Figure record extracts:
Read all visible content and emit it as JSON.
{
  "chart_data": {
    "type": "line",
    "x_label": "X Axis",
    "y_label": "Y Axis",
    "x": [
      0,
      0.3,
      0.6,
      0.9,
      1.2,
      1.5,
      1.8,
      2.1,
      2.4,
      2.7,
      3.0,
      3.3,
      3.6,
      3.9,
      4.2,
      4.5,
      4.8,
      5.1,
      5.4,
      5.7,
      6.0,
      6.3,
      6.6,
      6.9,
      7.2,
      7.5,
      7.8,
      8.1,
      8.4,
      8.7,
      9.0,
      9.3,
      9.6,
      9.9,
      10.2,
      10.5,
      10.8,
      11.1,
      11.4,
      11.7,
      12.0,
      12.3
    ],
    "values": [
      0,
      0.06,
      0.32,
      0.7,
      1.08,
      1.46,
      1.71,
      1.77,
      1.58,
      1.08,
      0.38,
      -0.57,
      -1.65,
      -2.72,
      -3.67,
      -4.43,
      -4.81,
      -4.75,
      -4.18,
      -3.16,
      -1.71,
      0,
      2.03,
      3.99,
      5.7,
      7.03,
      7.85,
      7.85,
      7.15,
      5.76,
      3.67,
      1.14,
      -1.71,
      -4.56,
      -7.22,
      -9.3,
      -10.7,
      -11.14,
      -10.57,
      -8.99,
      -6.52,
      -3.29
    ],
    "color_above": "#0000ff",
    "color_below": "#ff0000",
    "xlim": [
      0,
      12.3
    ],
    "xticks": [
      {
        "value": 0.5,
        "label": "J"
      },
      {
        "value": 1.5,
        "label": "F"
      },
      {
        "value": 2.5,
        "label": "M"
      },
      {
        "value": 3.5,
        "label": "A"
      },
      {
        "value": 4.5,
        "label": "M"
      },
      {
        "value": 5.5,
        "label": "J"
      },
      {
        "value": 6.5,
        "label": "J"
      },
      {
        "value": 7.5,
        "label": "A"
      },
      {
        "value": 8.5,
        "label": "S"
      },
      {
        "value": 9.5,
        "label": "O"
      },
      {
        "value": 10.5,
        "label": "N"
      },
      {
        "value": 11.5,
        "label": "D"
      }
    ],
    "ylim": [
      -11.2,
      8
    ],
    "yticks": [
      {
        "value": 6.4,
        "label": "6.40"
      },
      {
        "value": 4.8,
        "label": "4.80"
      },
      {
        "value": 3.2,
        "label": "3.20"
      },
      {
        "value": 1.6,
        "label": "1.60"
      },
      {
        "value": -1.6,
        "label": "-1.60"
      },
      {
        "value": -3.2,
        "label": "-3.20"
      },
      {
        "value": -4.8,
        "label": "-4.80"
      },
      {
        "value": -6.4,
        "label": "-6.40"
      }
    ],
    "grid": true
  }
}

TASK REQUIREMENTS →
Write every record out again, unaltered.

ANSWER TO THE EXERCISE →
Read all visible content and emit it as JSON.
{
  "chart_data": {
    "type": "line",
    "x_label": "X Axis",
    "y_label": "Y Axis",
    "x": [
      0,
      0.3,
      0.6,
      0.9,
      1.2,
      1.5,
      1.8,
      2.1,
      2.4,
      2.7,
      3.0,
      3.3,
      3.6,
      3.9,
      4.2,
      4.5,
      4.8,
      5.1,
      5.4,
      5.7,
      6.0,
      6.3,
      6.6,
      6.9,
      7.2,
      7.5,
      7.8,
      8.1,
      8.4,
      8.7,
      9.0,
      9.3,
      9.6,
      9.9,
      10.2,
      10.5,
      10.8,
      11.1,
      11.4,
      11.7,
      12.0,
      12.3
    ],
    "values": [
      0,
      0.06,
      0.32,
      0.7,
      1.08,
      1.46,
      1.71,
      1.77,
      1.58,
      1.08,
      0.38,
      -0.57,
      -1.65,
      -2.72,
      -3.67,
      -4.43,
      -4.81,
      -4.75,
      -4.18,
      -3.16,
      -1.71,
      0,
      2.03,
      3.99,
      5.7,
      7.03,
      7.85,
      7.85,
      7.15,
      5.76,
      3.67,
      1.14,
      -1.71,
      -4.56,
      -7.22,
      -9.3,
      -10.7,
      -11.14,
      -10.57,
      -8.99,
      -6.52,
      -3.29
    ],
    "color_above": "#0000ff",
    "color_below": "#ff0000",
    "xlim": [
      0,
      12.3
    ],
    "xticks": [
      {
        "value": 0.5,
        "label": "J"
      },
      {
        "value": 1.5,
        "label": "F"
      },
      {
        "value": 2.5,
        "label": "M"
      },
      {
        "value": 3.5,
        "label": "A"
      },
      {
        "value": 4.5,
        "label": "M"
      },
      {
        "value": 5.5,
        "label": "J"
      },
      {
        "value": 6.5,
        "label": "J"
      },
      {
        "value": 7.5,
        "label": "A"
      },
      {
        "value": 8.5,
        "label": "S"
      },
      {
        "value": 9.5,
        "label": "O"
      },
      {
        "value": 10.5,
        "label": "N"
      },
      {
        "value": 11.5,
        "label": "D"
      }
    ],
    "ylim": [
      -11.2,
      8
    ],
    "yticks": [
      {
        "value": 6.4,
        "label": "6.40"
      },
      {
        "value": 4.8,
        "label": "4.80"
      },
      {
        "value": 3.2,
        "label": "3.20"
      },
      {
        "value": 1.6,
        "label": "1.60"
      },
      {
        "value": -1.6,
        "label": "-1.60"
      },
      {
        "value": -3.2,
        "label": "-3.20"
      },
      {
        "value": -4.8,
        "label": "-4.80"
      },
      {
        "value": -6.4,
        "label": "-6.40"
      }
    ],
    "grid": true
  }
}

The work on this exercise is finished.